RECORDS SUPPLIED:

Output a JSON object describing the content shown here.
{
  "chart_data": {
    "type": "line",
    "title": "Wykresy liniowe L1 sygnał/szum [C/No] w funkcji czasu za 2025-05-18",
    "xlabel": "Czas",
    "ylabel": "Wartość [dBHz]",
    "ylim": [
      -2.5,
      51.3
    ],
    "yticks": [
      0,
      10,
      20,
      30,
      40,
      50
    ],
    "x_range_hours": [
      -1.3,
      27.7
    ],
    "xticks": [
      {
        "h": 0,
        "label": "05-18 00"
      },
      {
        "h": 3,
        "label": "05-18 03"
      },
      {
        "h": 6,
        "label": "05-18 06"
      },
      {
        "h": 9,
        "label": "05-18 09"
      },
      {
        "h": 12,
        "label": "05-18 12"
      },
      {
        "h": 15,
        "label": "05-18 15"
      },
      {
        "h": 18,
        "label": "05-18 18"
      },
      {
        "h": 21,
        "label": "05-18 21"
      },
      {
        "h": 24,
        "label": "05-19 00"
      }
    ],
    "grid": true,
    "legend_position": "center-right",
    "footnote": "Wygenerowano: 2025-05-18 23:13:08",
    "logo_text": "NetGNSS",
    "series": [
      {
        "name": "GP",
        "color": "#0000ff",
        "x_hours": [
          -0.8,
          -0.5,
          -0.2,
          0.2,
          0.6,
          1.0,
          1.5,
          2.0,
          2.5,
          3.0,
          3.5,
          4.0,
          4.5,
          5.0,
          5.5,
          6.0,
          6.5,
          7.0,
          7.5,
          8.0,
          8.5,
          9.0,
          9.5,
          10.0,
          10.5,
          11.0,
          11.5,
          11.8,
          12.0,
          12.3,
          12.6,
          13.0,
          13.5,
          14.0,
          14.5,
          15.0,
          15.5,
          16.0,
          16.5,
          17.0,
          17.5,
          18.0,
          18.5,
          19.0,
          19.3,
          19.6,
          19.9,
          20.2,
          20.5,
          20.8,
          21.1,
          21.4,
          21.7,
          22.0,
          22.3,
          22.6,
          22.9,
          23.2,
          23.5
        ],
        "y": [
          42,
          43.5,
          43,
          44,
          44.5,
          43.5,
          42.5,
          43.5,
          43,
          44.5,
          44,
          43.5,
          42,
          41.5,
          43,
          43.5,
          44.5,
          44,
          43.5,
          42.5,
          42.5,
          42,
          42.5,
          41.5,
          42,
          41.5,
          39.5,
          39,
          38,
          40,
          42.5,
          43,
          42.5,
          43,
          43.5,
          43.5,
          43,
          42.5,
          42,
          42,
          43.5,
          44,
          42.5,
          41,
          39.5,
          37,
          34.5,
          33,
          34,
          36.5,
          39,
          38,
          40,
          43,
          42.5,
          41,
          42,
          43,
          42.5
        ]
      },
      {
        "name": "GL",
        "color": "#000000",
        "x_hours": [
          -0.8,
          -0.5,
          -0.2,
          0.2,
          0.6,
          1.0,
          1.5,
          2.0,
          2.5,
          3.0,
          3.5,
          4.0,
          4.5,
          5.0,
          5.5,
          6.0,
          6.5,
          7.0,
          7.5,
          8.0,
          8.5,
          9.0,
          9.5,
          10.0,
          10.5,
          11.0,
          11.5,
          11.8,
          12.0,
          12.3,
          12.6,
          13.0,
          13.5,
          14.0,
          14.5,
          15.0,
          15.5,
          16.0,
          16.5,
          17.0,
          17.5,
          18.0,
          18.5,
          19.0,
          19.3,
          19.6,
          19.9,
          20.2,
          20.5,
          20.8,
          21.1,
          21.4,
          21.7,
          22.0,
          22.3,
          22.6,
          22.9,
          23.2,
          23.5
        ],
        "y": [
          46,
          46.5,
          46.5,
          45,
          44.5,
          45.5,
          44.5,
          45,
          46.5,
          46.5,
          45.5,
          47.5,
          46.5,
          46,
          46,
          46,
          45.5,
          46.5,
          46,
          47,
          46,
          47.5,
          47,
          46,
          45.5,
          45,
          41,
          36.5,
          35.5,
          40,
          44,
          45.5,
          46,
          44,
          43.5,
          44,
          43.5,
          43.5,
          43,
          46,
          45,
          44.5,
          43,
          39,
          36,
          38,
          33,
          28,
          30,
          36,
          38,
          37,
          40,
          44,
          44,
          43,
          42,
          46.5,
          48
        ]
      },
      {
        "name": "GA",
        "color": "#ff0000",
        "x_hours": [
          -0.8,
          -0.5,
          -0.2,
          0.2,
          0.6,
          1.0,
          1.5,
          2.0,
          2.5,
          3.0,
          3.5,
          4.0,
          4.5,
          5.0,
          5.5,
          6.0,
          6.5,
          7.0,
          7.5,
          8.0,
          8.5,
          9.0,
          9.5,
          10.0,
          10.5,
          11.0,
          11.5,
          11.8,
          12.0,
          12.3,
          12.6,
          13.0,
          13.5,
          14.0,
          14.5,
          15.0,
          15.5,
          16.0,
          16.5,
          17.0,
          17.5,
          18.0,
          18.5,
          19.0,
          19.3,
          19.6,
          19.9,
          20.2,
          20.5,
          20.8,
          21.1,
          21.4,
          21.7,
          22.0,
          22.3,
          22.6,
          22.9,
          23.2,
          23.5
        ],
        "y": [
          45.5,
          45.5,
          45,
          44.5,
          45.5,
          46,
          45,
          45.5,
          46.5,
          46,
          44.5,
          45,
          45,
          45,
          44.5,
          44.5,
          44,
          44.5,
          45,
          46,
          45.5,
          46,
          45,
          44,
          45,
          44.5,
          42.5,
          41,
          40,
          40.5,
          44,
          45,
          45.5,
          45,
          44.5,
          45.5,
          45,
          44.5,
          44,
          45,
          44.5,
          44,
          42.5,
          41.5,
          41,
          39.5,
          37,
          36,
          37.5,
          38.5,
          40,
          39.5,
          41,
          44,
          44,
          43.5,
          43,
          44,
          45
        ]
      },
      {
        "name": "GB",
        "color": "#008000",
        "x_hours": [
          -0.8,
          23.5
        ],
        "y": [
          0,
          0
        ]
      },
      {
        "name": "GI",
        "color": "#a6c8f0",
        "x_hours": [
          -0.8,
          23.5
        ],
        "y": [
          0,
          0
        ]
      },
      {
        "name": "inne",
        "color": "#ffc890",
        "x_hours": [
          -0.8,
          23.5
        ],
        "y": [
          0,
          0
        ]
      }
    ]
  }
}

GIVEN EXERCISE: Return the listing above word for word.

WRITTEN ANSWER:
Output a JSON object describing the content shown here.
{
  "chart_data": {
    "type": "line",
    "title": "Wykresy liniowe L1 sygnał/szum [C/No] w funkcji czasu za 2025-05-18",
    "xlabel": "Czas",
    "ylabel": "Wartość [dBHz]",
    "ylim": [
      -2.5,
      51.3
    ],
    "yticks": [
      0,
      10,
      20,
      30,
      40,
      50
    ],
    "x_range_hours": [
      -1.3,
      27.7
    ],
    "xticks": [
      {
        "h": 0,
        "label": "05-18 00"
      },
      {
        "h": 3,
        "label": "05-18 03"
      },
      {
        "h": 6,
        "label": "05-18 06"
      },
      {
        "h": 9,
        "label": "05-18 09"
      },
      {
        "h": 12,
        "label": "05-18 12"
      },
      {
        "h": 15,
        "label": "05-18 15"
      },
      {
        "h": 18,
        "label": "05-18 18"
      },
      {
        "h": 21,
        "label": "05-18 21"
      },
      {
        "h": 24,
        "label": "05-19 00"
      }
    ],
    "grid": true,
    "legend_position": "center-right",
    "footnote": "Wygenerowano: 2025-05-18 23:13:08",
    "logo_text": "NetGNSS",
    "series": [
      {
        "name": "GP",
        "color": "#0000ff",
        "x_hours": [
          -0.8,
          -0.5,
          -0.2,
          0.2,
          0.6,
          1.0,
          1.5,
          2.0,
          2.5,
          3.0,
          3.5,
          4.0,
          4.5,
          5.0,
          5.5,
          6.0,
          6.5,
          7.0,
          7.5,
          8.0,
          8.5,
          9.0,
          9.5,
          10.0,
          10.5,
          11.0,
          11.5,
          11.8,
          12.0,
          12.3,
          12.6,
          13.0,
          13.5,
          14.0,
          14.5,
          15.0,
          15.5,
          16.0,
          16.5,
          17.0,
          17.5,
          18.0,
          18.5,
          19.0,
          19.3,
          19.6,
          19.9,
          20.2,
          20.5,
          20.8,
          21.1,
          21.4,
          21.7,
          22.0,
          22.3,
          22.6,
          22.9,
          23.2,
          23.5
        ],
        "y": [
          42,
          43.5,
          43,
          44,
          44.5,
          43.5,
          42.5,
          43.5,
          43,
          44.5,
          44,
          43.5,
          42,
          41.5,
          43,
          43.5,
          44.5,
          44,
          43.5,
          42.5,
          42.5,
          42,
          42.5,
          41.5,
          42,
          41.5,
          39.5,
          39,
          38,
          40,
          42.5,
          43,
          42.5,
          43,
          43.5,
          43.5,
          43,
          42.5,
          42,
          42,
          43.5,
          44,
          42.5,
          41,
          39.5,
          37,
          34.5,
          33,
          34,
          36.5,
          39,
          38,
          40,
          43,
          42.5,
          41,
          42,
          43,
          42.5
        ]
      },
      {
        "name": "GL",
        "color": "#000000",
        "x_hours": [
          -0.8,
          -0.5,
          -0.2,
          0.2,
          0.6,
          1.0,
          1.5,
          2.0,
          2.5,
          3.0,
          3.5,
          4.0,
          4.5,
          5.0,
          5.5,
          6.0,
          6.5,
          7.0,
          7.5,
          8.0,
          8.5,
          9.0,
          9.5,
          10.0,
          10.5,
          11.0,
          11.5,
          11.8,
          12.0,
          12.3,
          12.6,
          13.0,
          13.5,
          14.0,
          14.5,
          15.0,
          15.5,
          16.0,
          16.5,
          17.0,
          17.5,
          18.0,
          18.5,
          19.0,
          19.3,
          19.6,
          19.9,
          20.2,
          20.5,
          20.8,
          21.1,
          21.4,
          21.7,
          22.0,
          22.3,
          22.6,
          22.9,
          23.2,
          23.5
        ],
        "y": [
          46,
          46.5,
          46.5,
          45,
          44.5,
          45.5,
          44.5,
          45,
          46.5,
          46.5,
          45.5,
          47.5,
          46.5,
          46,
          46,
          46,
          45.5,
          46.5,
          46,
          47,
          46,
          47.5,
          47,
          46,
          45.5,
          45,
          41,
          36.5,
          35.5,
          40,
          44,
          45.5,
          46,
          44,
          43.5,
          44,
          43.5,
          43.5,
          43,
          46,
          45,
          44.5,
          43,
          39,
          36,
          38,
          33,
          28,
          30,
          36,
          38,
          37,
          40,
          44,
          44,
          43,
          42,
          46.5,
          48
        ]
      },
      {
        "name": "GA",
        "color": "#ff0000",
        "x_hours": [
          -0.8,
          -0.5,
          -0.2,
          0.2,
          0.6,
          1.0,
          1.5,
          2.0,
          2.5,
          3.0,
          3.5,
          4.0,
          4.5,
          5.0,
          5.5,
          6.0,
          6.5,
          7.0,
          7.5,
          8.0,
          8.5,
          9.0,
          9.5,
          10.0,
          10.5,
          11.0,
          11.5,
          11.8,
          12.0,
          12.3,
          12.6,
          13.0,
          13.5,
          14.0,
          14.5,
          15.0,
          15.5,
          16.0,
          16.5,
          17.0,
          17.5,
          18.0,
          18.5,
          19.0,
          19.3,
          19.6,
          19.9,
          20.2,
          20.5,
          20.8,
          21.1,
          21.4,
          21.7,
          22.0,
          22.3,
          22.6,
          22.9,
          23.2,
          23.5
        ],
        "y": [
          45.5,
          45.5,
          45,
          44.5,
          45.5,
          46,
          45,
          45.5,
          46.5,
          46,
          44.5,
          45,
          45,
          45,
          44.5,
          44.5,
          44,
          44.5,
          45,
          46,
          45.5,
          46,
          45,
          44,
          45,
          44.5,
          42.5,
          41,
          40,
          40.5,
          44,
          45,
          45.5,
          45,
          44.5,
          45.5,
          45,
          44.5,
          44,
          45,
          44.5,
          44,
          42.5,
          41.5,
          41,
          39.5,
          37,
          36,
          37.5,
          38.5,
          40,
          39.5,
          41,
          44,
          44,
          43.5,
          43,
          44,
          45
        ]
      },
      {
        "name": "GB",
        "color": "#008000",
        "x_hours": [
          -0.8,
          23.5
        ],
        "y": [
          0,
          0
        ]
      },
      {
        "name": "GI",
        "color": "#a6c8f0",
        "x_hours": [
          -0.8,
          23.5
        ],
        "y": [
          0,
          0
        ]
      },
      {
        "name": "inne",
        "color": "#ffc890",
        "x_hours": [
          -0.8,
          23.5
        ],
        "y": [
          0,
          0
        ]
      }
    ]
  }
}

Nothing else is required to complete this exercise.